# [WORK INSTRUCTIONS]
Write out each entry, exactly the way it appears.
RECORD EXCERPTS start
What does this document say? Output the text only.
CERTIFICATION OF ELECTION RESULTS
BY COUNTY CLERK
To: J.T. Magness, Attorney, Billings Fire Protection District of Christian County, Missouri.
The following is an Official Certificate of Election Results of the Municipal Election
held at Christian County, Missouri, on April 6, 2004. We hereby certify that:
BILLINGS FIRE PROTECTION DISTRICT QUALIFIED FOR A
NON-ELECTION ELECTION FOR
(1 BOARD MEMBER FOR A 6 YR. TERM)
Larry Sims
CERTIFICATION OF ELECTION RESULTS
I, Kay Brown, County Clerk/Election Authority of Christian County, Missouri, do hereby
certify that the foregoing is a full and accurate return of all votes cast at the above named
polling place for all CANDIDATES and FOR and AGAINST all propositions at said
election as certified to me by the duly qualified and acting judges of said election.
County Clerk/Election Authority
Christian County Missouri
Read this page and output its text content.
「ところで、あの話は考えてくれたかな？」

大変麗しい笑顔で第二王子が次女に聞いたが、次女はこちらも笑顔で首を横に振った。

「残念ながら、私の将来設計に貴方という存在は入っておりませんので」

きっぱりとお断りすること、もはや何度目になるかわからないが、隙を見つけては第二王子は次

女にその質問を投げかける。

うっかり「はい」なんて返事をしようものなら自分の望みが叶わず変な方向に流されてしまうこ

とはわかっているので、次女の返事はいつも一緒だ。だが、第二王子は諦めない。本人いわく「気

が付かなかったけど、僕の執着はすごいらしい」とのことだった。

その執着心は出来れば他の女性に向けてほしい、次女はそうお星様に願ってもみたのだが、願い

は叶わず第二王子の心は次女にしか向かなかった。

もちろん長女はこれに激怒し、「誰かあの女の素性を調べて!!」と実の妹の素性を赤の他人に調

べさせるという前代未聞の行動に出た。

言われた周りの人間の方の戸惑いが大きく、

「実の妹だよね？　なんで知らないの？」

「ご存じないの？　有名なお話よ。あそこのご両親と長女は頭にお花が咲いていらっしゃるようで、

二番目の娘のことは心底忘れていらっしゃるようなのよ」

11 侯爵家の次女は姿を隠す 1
RECORD EXCERPTS end
# [FULL RESPONSE]
What does this document say? Output the text only.
CERTIFICATION OF ELECTION RESULTS
BY COUNTY CLERK
To: J.T. Magness, Attorney, Billings Fire Protection District of Christian County, Missouri.
The following is an Official Certificate of Election Results of the Municipal Election
held at Christian County, Missouri, on April 6, 2004. We hereby certify that:
BILLINGS FIRE PROTECTION DISTRICT QUALIFIED FOR A
NON-ELECTION ELECTION FOR
(1 BOARD MEMBER FOR A 6 YR. TERM)
Larry Sims
CERTIFICATION OF ELECTION RESULTS
I, Kay Brown, County Clerk/Election Authority of Christian County, Missouri, do hereby
certify that the foregoing is a full and accurate return of all votes cast at the above named
polling place for all CANDIDATES and FOR and AGAINST all propositions at said
election as certified to me by the duly qualified and acting judges of said election.
County Clerk/Election Authority
Christian County Missouri
Read this page and output its text content.
「ところで、あの話は考えてくれたかな？」

大変麗しい笑顔で第二王子が次女に聞いたが、次女はこちらも笑顔で首を横に振った。

「残念ながら、私の将来設計に貴方という存在は入っておりませんので」

きっぱりとお断りすること、もはや何度目になるかわからないが、隙を見つけては第二王子は次

女にその質問を投げかける。

うっかり「はい」なんて返事をしようものなら自分の望みが叶わず変な方向に流されてしまうこ

とはわかっているので、次女の返事はいつも一緒だ。だが、第二王子は諦めない。本人いわく「気

が付かなかったけど、僕の執着はすごいらしい」とのことだった。

その執着心は出来れば他の女性に向けてほしい、次女はそうお星様に願ってもみたのだが、願い

は叶わず第二王子の心は次女にしか向かなかった。

もちろん長女はこれに激怒し、「誰かあの女の素性を調べて!!」と実の妹の素性を赤の他人に調

べさせるという前代未聞の行動に出た。

言われた周りの人間の方の戸惑いが大きく、

「実の妹だよね？　なんで知らないの？」

「ご存じないの？　有名なお話よ。あそこのご両親と長女は頭にお花が咲いていらっしゃるようで、

二番目の娘のことは心底忘れていらっしゃるようなのよ」

11 侯爵家の次女は姿を隠す 1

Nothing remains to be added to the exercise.